--- Start ---

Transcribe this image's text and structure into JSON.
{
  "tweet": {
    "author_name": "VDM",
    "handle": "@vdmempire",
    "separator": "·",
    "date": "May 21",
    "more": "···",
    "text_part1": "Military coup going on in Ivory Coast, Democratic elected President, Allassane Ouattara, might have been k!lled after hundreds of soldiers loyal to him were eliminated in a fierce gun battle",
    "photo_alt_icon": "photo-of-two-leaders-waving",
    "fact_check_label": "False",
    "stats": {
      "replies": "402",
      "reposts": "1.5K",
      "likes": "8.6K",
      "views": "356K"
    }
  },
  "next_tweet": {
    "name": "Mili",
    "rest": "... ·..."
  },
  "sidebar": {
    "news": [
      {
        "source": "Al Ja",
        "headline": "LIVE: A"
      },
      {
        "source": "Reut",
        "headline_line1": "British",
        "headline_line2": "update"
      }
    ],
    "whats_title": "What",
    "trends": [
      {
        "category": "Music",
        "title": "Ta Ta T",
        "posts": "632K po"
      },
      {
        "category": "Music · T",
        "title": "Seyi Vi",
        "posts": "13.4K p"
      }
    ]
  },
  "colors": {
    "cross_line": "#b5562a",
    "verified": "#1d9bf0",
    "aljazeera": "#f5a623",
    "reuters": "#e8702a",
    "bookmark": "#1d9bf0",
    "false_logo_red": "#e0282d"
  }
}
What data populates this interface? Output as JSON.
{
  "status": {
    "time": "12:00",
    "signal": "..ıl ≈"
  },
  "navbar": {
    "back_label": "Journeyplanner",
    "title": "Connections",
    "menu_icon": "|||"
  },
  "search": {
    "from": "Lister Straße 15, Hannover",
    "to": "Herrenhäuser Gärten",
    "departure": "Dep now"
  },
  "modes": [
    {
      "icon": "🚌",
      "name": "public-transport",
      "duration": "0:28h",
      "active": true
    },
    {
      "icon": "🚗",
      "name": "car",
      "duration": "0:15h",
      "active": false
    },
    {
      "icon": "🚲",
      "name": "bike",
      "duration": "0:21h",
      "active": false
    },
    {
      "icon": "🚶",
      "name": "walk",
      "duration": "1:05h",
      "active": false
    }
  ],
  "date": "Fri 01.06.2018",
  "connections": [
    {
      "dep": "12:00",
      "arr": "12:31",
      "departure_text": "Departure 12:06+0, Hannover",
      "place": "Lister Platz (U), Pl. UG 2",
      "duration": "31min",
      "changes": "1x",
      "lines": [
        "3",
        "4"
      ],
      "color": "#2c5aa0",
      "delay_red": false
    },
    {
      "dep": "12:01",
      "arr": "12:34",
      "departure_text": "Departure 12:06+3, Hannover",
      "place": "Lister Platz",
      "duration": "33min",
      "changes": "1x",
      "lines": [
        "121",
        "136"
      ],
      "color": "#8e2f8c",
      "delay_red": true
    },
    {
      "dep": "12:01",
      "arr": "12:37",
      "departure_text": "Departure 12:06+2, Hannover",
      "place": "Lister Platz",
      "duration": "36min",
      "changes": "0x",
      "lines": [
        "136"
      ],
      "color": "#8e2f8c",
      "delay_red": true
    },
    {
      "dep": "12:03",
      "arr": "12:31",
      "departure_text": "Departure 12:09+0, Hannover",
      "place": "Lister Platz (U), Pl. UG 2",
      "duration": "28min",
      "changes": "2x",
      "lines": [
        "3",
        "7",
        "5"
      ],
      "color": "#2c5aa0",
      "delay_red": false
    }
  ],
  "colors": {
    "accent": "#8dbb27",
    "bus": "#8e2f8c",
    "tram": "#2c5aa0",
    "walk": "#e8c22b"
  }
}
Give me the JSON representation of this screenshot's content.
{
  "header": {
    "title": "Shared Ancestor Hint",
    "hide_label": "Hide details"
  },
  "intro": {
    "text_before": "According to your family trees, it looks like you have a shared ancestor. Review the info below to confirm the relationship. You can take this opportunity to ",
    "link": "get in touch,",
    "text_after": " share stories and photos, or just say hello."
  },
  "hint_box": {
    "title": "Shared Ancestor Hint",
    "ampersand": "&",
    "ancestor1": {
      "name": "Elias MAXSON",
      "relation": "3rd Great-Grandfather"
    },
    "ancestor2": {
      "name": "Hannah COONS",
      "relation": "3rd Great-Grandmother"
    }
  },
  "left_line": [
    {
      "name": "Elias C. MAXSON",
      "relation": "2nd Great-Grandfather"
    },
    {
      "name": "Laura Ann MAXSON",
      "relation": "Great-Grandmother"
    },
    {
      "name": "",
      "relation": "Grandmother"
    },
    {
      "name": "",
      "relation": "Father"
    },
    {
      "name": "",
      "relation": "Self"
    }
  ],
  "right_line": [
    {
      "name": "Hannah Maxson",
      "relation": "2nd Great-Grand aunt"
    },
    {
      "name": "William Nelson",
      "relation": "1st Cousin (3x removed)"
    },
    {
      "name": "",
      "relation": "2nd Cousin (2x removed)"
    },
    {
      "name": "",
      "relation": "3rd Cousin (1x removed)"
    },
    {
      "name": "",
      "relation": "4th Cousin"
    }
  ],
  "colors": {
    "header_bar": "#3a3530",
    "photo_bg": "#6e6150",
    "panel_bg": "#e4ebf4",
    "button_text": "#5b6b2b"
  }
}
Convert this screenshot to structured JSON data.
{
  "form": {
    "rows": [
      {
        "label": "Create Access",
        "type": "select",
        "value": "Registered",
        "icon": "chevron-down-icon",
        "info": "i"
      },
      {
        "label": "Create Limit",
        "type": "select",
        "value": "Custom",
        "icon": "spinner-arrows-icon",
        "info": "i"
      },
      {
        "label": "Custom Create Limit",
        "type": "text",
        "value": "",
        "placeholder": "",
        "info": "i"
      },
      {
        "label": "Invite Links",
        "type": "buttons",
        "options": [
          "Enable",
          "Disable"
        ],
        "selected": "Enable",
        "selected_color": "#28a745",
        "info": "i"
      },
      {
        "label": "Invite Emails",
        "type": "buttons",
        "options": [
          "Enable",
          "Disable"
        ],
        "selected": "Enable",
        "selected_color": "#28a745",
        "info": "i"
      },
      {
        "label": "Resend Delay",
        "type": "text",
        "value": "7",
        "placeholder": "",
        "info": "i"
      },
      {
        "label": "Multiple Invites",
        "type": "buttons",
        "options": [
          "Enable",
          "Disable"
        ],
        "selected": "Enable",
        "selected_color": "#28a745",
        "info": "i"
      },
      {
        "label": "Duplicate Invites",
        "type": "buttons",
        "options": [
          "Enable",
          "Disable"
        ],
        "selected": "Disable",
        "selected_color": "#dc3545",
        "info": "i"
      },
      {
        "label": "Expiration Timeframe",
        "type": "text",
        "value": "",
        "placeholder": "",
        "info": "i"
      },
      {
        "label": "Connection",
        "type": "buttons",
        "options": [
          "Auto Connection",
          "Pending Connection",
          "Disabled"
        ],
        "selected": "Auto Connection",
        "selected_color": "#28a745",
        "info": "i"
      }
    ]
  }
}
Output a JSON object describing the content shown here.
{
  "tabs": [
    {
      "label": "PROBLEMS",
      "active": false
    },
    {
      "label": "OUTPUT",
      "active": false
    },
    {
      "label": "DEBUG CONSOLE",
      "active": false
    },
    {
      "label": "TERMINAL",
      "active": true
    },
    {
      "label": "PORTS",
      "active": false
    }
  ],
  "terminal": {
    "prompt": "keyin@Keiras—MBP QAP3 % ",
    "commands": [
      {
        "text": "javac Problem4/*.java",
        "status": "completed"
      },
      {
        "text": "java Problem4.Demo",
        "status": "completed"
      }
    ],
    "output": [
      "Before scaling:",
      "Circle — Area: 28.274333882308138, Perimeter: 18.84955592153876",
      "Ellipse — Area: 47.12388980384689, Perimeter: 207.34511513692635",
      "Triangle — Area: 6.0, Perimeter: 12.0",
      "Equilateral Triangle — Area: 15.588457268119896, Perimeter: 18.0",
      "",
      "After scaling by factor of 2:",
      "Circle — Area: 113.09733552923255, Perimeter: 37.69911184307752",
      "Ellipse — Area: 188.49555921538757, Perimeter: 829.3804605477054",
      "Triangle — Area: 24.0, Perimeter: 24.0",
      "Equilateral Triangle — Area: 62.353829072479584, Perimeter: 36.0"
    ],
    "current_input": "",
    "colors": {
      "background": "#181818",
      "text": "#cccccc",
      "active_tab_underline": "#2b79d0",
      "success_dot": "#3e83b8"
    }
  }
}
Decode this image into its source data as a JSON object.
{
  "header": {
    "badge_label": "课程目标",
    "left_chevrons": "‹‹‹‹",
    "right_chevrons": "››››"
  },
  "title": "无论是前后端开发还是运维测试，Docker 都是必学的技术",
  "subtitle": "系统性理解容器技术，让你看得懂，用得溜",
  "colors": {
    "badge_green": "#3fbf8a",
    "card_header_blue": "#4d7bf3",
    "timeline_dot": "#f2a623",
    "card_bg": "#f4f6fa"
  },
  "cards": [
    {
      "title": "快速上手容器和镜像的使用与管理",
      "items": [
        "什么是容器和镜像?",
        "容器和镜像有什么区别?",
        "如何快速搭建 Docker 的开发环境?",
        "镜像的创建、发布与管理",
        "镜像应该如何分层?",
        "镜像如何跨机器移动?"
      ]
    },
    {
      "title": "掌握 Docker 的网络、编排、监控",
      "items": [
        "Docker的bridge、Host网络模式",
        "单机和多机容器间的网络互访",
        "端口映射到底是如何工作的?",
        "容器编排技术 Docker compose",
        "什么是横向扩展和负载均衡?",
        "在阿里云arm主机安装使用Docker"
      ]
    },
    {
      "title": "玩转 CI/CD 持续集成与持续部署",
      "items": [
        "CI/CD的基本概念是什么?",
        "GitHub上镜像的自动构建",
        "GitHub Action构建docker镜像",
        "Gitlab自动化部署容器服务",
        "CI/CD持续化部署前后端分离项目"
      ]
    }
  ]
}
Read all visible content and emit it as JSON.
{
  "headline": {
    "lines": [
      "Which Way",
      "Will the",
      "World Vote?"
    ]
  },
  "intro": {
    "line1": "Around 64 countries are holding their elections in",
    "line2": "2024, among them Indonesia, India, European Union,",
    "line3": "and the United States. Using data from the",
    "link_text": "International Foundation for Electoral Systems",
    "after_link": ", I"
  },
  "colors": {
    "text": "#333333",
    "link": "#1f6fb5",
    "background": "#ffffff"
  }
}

--- End ---

**What the task requires:** Read through the data and copy every line where "JSON" shows up.

**Output for this task:**
Transcribe this image's text and structure into JSON.
What data populates this interface? Output as JSON.
Give me the JSON representation of this screenshot's content.
Convert this screenshot to structured JSON data.
Output a JSON object describing the content shown here.
Decode this image into its source data as a JSON object.
Read all visible content and emit it as JSON.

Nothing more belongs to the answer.